**STATED GOAL:** Find the lines holding the word "this" and collect them.

——————————

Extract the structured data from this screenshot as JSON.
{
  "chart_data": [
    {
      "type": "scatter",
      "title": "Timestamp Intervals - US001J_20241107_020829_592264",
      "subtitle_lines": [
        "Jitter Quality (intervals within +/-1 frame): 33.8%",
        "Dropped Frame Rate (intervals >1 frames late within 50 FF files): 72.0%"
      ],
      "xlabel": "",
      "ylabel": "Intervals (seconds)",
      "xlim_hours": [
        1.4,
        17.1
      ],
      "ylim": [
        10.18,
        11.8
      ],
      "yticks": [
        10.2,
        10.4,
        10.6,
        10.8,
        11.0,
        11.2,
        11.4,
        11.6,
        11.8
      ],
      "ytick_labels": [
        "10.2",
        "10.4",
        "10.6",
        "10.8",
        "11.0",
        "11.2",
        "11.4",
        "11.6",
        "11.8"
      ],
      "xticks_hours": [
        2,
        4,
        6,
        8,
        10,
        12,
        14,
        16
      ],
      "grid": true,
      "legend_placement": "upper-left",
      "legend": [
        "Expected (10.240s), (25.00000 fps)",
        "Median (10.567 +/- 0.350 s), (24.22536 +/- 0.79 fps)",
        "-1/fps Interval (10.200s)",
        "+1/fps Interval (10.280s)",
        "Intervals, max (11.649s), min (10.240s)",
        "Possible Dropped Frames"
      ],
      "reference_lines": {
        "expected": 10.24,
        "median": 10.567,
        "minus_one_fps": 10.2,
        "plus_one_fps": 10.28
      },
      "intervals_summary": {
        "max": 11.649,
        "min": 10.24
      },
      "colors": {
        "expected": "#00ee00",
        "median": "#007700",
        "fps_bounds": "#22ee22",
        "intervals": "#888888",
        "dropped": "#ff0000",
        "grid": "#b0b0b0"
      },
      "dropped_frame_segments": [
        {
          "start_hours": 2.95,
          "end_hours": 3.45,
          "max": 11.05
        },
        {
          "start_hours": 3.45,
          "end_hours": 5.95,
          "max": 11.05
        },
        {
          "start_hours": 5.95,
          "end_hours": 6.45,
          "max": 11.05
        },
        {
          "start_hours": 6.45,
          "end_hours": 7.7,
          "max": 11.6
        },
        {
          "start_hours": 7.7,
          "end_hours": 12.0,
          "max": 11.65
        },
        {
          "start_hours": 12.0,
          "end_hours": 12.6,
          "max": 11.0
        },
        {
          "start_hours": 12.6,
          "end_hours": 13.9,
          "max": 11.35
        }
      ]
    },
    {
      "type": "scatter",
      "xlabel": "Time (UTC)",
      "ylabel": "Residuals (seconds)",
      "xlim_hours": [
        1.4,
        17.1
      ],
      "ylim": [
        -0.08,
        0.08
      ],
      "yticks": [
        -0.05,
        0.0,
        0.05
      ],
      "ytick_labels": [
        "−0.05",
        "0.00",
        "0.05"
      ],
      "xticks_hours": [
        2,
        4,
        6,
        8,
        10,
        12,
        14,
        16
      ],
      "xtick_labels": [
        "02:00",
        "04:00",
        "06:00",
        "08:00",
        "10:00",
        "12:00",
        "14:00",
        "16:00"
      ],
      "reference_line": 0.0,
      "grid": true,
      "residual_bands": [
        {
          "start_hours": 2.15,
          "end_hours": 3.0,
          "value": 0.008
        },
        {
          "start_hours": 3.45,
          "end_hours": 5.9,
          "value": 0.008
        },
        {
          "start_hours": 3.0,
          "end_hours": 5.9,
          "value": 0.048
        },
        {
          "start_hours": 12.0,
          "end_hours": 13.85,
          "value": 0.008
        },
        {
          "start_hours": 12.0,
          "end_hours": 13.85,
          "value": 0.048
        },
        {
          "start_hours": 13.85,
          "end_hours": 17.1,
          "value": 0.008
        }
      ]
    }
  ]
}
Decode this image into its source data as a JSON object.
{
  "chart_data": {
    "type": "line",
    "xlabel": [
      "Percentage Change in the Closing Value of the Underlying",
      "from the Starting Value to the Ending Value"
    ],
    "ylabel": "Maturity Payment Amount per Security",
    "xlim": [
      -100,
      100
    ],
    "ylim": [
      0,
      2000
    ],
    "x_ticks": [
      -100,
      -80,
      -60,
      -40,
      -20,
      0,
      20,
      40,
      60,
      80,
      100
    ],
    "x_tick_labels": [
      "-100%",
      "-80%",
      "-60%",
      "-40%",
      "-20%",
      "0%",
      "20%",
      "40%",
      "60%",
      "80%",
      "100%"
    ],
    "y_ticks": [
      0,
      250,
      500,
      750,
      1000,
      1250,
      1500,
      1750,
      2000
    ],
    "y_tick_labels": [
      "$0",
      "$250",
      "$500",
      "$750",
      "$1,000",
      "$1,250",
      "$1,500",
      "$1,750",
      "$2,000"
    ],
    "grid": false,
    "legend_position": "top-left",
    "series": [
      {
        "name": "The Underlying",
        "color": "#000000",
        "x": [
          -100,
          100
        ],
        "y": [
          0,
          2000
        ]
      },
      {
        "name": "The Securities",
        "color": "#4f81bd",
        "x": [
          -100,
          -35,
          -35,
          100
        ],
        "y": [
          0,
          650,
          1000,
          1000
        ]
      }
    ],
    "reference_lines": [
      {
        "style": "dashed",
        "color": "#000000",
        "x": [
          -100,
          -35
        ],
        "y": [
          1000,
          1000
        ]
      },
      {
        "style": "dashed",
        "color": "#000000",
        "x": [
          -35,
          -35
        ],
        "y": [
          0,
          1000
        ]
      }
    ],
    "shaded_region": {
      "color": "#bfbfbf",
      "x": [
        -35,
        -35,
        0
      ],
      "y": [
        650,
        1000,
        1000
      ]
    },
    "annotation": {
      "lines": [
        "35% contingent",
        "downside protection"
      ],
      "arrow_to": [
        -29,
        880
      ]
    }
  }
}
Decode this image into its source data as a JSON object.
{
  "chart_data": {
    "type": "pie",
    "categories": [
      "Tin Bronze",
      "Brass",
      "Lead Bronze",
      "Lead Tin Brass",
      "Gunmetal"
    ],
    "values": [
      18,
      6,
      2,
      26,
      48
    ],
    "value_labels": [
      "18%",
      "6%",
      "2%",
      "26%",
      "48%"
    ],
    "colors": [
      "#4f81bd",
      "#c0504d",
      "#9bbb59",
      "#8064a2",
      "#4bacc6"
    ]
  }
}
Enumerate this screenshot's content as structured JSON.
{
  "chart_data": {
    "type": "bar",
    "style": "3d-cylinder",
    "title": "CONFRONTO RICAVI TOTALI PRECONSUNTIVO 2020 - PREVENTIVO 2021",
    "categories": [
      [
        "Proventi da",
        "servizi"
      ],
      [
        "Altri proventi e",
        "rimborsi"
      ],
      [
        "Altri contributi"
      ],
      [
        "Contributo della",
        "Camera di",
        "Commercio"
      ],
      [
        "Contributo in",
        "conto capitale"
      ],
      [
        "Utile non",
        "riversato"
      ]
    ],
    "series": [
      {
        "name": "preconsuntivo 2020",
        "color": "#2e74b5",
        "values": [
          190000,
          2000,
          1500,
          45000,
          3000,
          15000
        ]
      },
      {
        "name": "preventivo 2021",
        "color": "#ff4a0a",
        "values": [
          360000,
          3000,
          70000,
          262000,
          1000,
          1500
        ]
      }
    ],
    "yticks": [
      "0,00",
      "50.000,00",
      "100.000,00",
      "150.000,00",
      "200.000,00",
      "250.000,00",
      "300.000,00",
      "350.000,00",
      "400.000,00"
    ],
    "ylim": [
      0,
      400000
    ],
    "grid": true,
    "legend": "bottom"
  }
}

——————————

**OUTPUT OF THE TASK:**
Extract the structured data from this screenshot as JSON.
Decode this image into its source data as a JSON object.
Decode this image into its source data as a JSON object.
Enumerate this screenshot's content as structured JSON.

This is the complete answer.